Task brief:
Select, from the data, each line where "name" occurs.

A block of data
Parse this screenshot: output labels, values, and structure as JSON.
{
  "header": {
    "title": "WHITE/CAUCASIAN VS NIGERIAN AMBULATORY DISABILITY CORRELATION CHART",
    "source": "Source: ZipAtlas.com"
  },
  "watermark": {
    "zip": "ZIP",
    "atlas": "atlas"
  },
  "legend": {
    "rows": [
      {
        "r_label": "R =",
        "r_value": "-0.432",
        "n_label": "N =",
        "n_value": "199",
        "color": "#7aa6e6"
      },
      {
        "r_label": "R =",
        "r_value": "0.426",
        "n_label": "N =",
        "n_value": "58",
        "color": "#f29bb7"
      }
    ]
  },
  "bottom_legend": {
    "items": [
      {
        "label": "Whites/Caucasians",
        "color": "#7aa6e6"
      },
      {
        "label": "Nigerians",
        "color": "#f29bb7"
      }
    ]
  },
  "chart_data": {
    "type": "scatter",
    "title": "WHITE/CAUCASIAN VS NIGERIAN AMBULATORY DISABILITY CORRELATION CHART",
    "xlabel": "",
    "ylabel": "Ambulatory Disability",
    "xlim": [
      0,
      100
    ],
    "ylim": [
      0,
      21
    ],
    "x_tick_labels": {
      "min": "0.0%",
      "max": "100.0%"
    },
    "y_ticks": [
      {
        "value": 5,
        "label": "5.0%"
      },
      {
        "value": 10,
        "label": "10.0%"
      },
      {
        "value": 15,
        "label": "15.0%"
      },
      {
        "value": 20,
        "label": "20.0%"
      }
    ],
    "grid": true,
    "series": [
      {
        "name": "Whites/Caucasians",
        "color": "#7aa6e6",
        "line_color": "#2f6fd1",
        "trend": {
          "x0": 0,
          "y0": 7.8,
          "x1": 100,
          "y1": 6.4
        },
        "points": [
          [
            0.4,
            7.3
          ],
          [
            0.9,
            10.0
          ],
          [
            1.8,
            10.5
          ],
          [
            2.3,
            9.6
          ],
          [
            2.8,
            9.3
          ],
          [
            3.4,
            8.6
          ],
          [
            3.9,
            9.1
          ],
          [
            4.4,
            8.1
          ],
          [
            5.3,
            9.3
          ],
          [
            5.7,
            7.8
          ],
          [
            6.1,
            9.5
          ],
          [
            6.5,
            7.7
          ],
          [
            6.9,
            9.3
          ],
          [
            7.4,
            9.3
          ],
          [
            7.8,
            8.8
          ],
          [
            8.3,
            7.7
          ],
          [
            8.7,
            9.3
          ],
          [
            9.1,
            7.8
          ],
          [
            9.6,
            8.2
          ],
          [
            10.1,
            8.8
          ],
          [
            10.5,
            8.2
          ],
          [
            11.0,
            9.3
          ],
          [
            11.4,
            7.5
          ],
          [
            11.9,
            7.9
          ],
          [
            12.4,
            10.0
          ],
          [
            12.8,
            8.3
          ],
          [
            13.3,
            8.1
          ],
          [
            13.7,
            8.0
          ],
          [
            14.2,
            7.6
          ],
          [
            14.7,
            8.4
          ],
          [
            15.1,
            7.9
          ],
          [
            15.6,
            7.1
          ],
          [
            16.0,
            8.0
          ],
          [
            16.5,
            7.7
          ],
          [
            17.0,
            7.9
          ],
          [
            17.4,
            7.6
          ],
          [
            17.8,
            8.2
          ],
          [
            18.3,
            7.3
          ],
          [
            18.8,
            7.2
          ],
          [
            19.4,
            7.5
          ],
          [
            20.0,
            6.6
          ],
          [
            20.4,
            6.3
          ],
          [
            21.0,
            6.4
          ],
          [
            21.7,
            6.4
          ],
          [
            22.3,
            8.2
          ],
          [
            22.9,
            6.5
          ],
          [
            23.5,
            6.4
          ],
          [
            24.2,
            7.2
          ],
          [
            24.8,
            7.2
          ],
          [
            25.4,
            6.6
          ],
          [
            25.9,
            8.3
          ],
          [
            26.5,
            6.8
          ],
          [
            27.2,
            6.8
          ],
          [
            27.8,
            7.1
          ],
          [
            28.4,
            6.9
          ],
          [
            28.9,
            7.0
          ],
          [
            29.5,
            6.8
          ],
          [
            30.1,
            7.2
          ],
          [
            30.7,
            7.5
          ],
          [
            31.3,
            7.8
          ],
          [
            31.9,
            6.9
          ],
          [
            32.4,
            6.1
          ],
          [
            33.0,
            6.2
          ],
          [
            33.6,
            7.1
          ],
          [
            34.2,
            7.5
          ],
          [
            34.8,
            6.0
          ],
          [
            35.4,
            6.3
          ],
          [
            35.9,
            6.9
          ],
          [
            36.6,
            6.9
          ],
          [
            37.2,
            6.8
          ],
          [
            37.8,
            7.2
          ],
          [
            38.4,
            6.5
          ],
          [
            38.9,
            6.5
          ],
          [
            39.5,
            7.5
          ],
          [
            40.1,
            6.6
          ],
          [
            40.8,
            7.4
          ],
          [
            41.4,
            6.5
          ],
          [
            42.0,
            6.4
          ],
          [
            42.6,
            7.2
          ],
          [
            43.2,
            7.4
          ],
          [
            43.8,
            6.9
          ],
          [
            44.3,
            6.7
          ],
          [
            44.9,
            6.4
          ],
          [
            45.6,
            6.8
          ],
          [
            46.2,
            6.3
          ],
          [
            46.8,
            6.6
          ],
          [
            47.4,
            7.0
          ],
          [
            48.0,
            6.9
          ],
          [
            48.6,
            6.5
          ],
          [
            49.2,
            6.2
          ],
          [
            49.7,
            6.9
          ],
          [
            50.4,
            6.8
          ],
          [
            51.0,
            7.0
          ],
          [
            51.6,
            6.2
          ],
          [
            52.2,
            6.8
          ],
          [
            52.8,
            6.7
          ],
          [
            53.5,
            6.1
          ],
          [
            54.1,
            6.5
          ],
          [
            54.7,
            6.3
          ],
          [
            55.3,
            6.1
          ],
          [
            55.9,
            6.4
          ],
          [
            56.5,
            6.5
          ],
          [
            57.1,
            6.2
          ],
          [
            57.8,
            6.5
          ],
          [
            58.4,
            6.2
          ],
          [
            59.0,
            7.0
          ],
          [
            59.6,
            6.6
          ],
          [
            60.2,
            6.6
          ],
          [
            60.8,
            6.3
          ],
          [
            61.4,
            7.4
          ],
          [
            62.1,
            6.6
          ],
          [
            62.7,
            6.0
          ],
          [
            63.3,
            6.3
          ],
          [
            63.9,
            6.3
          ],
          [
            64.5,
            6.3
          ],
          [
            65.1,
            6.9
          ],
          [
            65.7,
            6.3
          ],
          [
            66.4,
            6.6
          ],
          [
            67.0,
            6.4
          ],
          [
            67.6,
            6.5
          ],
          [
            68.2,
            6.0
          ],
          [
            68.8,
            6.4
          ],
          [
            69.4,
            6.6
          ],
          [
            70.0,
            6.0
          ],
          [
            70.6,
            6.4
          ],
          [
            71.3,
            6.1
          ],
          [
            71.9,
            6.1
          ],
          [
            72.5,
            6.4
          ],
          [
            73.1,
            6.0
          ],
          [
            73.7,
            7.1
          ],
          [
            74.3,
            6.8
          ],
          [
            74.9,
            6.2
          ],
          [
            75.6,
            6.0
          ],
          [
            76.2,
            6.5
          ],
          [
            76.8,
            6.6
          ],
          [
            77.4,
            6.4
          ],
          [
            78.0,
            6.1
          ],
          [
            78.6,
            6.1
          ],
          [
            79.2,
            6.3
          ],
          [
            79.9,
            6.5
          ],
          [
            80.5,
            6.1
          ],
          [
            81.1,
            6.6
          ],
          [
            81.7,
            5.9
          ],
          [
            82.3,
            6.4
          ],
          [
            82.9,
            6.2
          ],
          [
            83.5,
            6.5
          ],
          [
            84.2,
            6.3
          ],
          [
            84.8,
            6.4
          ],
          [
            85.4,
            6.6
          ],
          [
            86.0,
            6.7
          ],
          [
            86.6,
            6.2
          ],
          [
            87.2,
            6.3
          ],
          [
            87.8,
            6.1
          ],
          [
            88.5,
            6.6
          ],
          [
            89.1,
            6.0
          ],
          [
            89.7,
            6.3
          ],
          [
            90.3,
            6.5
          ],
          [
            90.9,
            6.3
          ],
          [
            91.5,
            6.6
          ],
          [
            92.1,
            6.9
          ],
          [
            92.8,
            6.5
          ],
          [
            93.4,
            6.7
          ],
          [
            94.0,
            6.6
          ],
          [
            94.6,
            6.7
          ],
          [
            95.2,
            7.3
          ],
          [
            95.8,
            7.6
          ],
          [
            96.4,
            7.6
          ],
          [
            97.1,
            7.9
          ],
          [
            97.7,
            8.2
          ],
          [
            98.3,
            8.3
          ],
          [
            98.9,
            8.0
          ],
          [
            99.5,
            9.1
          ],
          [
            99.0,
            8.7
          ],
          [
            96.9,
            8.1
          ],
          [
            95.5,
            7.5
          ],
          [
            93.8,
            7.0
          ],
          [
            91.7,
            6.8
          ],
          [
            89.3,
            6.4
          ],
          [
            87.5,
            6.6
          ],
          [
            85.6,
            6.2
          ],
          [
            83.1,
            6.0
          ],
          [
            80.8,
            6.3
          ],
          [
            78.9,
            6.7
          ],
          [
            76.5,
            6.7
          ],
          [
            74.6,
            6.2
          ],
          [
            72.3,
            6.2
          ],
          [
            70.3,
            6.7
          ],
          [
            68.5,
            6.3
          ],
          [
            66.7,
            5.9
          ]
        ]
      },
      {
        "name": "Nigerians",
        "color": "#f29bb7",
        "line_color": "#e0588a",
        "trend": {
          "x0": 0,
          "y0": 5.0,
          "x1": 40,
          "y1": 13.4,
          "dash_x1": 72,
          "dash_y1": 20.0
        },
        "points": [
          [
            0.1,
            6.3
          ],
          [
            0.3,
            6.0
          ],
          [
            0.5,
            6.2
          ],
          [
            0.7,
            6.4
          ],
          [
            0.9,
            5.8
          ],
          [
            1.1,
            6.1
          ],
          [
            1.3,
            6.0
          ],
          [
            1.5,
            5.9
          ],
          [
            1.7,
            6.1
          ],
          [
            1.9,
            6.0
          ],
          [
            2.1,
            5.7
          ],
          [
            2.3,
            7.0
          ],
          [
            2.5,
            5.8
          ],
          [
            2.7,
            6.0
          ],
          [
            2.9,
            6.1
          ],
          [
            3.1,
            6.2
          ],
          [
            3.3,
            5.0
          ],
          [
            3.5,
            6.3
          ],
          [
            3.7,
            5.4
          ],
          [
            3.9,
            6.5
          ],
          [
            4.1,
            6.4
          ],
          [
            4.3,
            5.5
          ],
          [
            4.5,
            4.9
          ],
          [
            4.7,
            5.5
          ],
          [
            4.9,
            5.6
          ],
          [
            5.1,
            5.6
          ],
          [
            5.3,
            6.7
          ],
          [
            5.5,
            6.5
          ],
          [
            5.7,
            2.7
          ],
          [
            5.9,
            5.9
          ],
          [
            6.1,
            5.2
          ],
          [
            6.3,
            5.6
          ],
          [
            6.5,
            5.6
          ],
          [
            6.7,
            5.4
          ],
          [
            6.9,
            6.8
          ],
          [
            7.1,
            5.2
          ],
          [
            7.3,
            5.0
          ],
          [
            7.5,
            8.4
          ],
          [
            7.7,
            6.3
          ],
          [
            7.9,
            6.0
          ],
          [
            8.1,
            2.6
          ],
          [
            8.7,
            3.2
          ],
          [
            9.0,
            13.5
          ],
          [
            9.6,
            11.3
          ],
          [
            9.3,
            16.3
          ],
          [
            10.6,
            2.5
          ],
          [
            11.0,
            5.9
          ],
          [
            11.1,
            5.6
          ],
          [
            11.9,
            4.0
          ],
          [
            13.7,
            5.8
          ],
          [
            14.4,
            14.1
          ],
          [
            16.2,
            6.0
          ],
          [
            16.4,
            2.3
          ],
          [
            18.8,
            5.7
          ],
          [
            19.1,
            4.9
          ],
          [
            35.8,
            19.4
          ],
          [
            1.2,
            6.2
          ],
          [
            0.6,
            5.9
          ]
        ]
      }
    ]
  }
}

Solved problem:
        "name": "Whites/Caucasians",
        "name": "Nigerians",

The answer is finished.